= DATOS PROPORCIONADOS =
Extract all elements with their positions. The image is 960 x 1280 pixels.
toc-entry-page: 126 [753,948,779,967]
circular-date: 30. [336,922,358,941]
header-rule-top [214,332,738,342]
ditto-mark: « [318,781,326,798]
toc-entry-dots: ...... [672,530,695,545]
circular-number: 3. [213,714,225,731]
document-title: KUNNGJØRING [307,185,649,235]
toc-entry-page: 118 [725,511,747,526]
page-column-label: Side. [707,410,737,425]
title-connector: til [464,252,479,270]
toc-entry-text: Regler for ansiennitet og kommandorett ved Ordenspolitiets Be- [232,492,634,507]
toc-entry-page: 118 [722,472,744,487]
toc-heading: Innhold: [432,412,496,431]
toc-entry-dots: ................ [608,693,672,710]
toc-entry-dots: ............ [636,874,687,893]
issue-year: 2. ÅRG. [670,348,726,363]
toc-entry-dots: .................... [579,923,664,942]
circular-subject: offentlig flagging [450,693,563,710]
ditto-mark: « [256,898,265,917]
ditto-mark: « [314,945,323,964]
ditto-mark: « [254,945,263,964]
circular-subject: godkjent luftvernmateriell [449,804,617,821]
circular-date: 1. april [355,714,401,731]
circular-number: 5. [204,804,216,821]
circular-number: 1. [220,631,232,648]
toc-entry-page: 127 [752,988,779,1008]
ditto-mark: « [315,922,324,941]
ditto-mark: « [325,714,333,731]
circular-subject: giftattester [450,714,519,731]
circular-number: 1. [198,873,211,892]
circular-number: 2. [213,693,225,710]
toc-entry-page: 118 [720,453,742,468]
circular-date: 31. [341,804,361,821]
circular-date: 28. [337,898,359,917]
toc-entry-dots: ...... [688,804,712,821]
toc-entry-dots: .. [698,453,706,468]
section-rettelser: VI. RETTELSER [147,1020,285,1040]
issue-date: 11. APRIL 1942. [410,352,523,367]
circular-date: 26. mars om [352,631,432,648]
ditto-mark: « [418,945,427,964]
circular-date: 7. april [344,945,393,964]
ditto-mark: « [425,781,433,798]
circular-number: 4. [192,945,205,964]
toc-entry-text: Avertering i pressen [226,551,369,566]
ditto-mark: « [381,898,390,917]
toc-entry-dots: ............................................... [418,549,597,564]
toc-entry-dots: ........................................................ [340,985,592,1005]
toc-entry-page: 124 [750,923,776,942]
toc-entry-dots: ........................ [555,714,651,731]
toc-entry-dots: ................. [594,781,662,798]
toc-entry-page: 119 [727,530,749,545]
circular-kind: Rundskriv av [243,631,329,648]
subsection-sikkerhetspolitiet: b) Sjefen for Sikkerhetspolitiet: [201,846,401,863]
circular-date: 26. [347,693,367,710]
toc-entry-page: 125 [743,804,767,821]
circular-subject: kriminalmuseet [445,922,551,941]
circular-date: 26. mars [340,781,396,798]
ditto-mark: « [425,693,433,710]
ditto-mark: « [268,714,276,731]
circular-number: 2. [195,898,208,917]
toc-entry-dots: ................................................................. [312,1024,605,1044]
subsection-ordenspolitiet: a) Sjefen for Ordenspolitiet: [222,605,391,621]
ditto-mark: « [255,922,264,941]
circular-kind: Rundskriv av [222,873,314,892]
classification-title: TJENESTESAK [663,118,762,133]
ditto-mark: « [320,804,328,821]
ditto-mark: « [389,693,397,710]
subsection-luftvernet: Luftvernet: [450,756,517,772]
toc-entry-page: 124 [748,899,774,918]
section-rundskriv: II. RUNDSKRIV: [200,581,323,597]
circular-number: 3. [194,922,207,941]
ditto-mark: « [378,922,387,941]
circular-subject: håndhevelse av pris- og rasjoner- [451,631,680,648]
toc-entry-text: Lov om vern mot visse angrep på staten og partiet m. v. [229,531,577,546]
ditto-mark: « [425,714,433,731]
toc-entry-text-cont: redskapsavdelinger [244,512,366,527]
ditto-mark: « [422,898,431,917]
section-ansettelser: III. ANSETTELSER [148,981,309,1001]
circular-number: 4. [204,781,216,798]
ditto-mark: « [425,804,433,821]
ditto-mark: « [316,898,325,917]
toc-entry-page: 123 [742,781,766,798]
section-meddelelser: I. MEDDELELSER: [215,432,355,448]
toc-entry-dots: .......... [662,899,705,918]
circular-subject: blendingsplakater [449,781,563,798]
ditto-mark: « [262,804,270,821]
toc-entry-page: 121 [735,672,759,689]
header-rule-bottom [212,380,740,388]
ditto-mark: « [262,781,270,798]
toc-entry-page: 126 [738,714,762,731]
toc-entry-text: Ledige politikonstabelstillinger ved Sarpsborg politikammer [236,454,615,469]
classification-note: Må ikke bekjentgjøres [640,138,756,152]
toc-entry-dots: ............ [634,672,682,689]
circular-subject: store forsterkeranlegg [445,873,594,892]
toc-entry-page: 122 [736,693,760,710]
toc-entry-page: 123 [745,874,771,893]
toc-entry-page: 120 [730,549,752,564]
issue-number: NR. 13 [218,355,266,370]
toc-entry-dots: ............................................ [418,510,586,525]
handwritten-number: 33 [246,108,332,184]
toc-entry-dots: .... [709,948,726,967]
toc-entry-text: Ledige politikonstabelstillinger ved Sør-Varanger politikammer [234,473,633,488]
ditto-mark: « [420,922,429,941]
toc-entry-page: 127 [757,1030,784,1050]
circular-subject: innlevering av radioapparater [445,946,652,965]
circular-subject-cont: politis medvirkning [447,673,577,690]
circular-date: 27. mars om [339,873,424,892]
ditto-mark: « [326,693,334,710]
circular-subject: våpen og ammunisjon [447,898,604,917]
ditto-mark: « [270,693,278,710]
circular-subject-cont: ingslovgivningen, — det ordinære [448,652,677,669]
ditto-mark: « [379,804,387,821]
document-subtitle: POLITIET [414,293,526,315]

= DESCRIPCIÓN DE TAREA =
Reproduce al pie de la letra las líneas que van desde la primera de los datos hasta la que contiene "issue-year: 2. ÅRG. [670,348,726,363]", ambas incluidas.

= RESPUESTA CORRECTA =
Extract all elements with their positions. The image is 960 x 1280 pixels.
toc-entry-page: 126 [753,948,779,967]
circular-date: 30. [336,922,358,941]
header-rule-top [214,332,738,342]
ditto-mark: « [318,781,326,798]
toc-entry-dots: ...... [672,530,695,545]
circular-number: 3. [213,714,225,731]
document-title: KUNNGJØRING [307,185,649,235]
toc-entry-page: 118 [725,511,747,526]
page-column-label: Side. [707,410,737,425]
title-connector: til [464,252,479,270]
toc-entry-text: Regler for ansiennitet og kommandorett ved Ordenspolitiets Be- [232,492,634,507]
toc-entry-page: 118 [722,472,744,487]
toc-heading: Innhold: [432,412,496,431]
toc-entry-dots: ................ [608,693,672,710]
toc-entry-dots: ............ [636,874,687,893]
issue-year: 2. ÅRG. [670,348,726,363]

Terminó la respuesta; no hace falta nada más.